- WHAT IS BEING ASKED -
All records are to be retyped faithfully and completely.

- Source data -
———

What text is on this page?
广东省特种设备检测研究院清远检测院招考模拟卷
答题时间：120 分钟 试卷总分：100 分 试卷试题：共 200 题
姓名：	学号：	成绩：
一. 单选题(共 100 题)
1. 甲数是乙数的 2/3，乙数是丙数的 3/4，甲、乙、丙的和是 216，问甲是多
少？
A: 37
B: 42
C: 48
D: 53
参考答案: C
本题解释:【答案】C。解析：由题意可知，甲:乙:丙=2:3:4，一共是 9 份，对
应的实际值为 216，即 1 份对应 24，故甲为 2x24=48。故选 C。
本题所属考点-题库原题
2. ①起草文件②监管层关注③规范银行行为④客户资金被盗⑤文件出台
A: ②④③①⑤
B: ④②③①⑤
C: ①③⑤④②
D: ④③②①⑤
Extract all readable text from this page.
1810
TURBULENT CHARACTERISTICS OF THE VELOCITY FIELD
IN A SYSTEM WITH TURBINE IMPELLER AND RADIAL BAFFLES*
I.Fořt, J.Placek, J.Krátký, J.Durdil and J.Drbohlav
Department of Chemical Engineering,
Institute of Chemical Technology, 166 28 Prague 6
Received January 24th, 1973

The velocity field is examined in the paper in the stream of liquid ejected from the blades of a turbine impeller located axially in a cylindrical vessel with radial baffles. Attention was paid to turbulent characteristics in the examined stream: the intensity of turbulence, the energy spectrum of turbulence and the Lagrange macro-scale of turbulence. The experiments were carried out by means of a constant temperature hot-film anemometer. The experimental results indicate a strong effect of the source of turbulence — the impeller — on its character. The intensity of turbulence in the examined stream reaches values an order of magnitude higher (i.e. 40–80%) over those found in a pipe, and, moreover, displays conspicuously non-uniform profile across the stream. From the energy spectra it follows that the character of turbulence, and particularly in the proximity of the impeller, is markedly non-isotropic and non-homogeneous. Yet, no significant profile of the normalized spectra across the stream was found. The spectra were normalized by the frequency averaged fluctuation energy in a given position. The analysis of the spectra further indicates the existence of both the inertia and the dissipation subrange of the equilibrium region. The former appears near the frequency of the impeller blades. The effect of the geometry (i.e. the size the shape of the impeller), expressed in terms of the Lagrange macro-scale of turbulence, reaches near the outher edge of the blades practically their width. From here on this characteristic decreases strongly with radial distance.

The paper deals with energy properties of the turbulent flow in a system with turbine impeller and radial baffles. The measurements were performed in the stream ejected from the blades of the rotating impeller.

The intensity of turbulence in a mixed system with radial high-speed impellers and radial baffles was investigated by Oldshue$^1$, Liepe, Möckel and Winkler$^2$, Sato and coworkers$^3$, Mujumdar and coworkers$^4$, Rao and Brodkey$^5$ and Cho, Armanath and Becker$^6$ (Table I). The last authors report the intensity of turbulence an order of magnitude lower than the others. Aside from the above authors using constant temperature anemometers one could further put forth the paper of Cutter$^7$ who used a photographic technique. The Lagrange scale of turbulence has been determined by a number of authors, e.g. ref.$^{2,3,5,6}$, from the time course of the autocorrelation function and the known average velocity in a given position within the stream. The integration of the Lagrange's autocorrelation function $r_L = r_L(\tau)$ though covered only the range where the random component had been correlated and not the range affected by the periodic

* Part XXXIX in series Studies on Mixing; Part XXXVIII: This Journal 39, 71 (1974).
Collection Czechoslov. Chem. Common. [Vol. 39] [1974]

———

- WRITTEN ANSWER -
What text is on this page?
广东省特种设备检测研究院清远检测院招考模拟卷
答题时间：120 分钟 试卷总分：100 分 试卷试题：共 200 题
姓名：	学号：	成绩：
一. 单选题(共 100 题)
1. 甲数是乙数的 2/3，乙数是丙数的 3/4，甲、乙、丙的和是 216，问甲是多
少？
A: 37
B: 42
C: 48
D: 53
参考答案: C
本题解释:【答案】C。解析：由题意可知，甲:乙:丙=2:3:4，一共是 9 份，对
应的实际值为 216，即 1 份对应 24，故甲为 2x24=48。故选 C。
本题所属考点-题库原题
2. ①起草文件②监管层关注③规范银行行为④客户资金被盗⑤文件出台
A: ②④③①⑤
B: ④②③①⑤
C: ①③⑤④②
D: ④③②①⑤
Extract all readable text from this page.
1810
TURBULENT CHARACTERISTICS OF THE VELOCITY FIELD
IN A SYSTEM WITH TURBINE IMPELLER AND RADIAL BAFFLES*
I.Fořt, J.Placek, J.Krátký, J.Durdil and J.Drbohlav
Department of Chemical Engineering,
Institute of Chemical Technology, 166 28 Prague 6
Received January 24th, 1973

The velocity field is examined in the paper in the stream of liquid ejected from the blades of a turbine impeller located axially in a cylindrical vessel with radial baffles. Attention was paid to turbulent characteristics in the examined stream: the intensity of turbulence, the energy spectrum of turbulence and the Lagrange macro-scale of turbulence. The experiments were carried out by means of a constant temperature hot-film anemometer. The experimental results indicate a strong effect of the source of turbulence — the impeller — on its character. The intensity of turbulence in the examined stream reaches values an order of magnitude higher (i.e. 40–80%) over those found in a pipe, and, moreover, displays conspicuously non-uniform profile across the stream. From the energy spectra it follows that the character of turbulence, and particularly in the proximity of the impeller, is markedly non-isotropic and non-homogeneous. Yet, no significant profile of the normalized spectra across the stream was found. The spectra were normalized by the frequency averaged fluctuation energy in a given position. The analysis of the spectra further indicates the existence of both the inertia and the dissipation subrange of the equilibrium region. The former appears near the frequency of the impeller blades. The effect of the geometry (i.e. the size the shape of the impeller), expressed in terms of the Lagrange macro-scale of turbulence, reaches near the outher edge of the blades practically their width. From here on this characteristic decreases strongly with radial distance.

The paper deals with energy properties of the turbulent flow in a system with turbine impeller and radial baffles. The measurements were performed in the stream ejected from the blades of the rotating impeller.

The intensity of turbulence in a mixed system with radial high-speed impellers and radial baffles was investigated by Oldshue$^1$, Liepe, Möckel and Winkler$^2$, Sato and coworkers$^3$, Mujumdar and coworkers$^4$, Rao and Brodkey$^5$ and Cho, Armanath and Becker$^6$ (Table I). The last authors report the intensity of turbulence an order of magnitude lower than the others. Aside from the above authors using constant temperature anemometers one could further put forth the paper of Cutter$^7$ who used a photographic technique. The Lagrange scale of turbulence has been determined by a number of authors, e.g. ref.$^{2,3,5,6}$, from the time course of the autocorrelation function and the known average velocity in a given position within the stream. The integration of the Lagrange's autocorrelation function $r_L = r_L(\tau)$ though covered only the range where the random component had been correlated and not the range affected by the periodic

* Part XXXIX in series Studies on Mixing; Part XXXVIII: This Journal 39, 71 (1974).
Collection Czechoslov. Chem. Common. [Vol. 39] [1974]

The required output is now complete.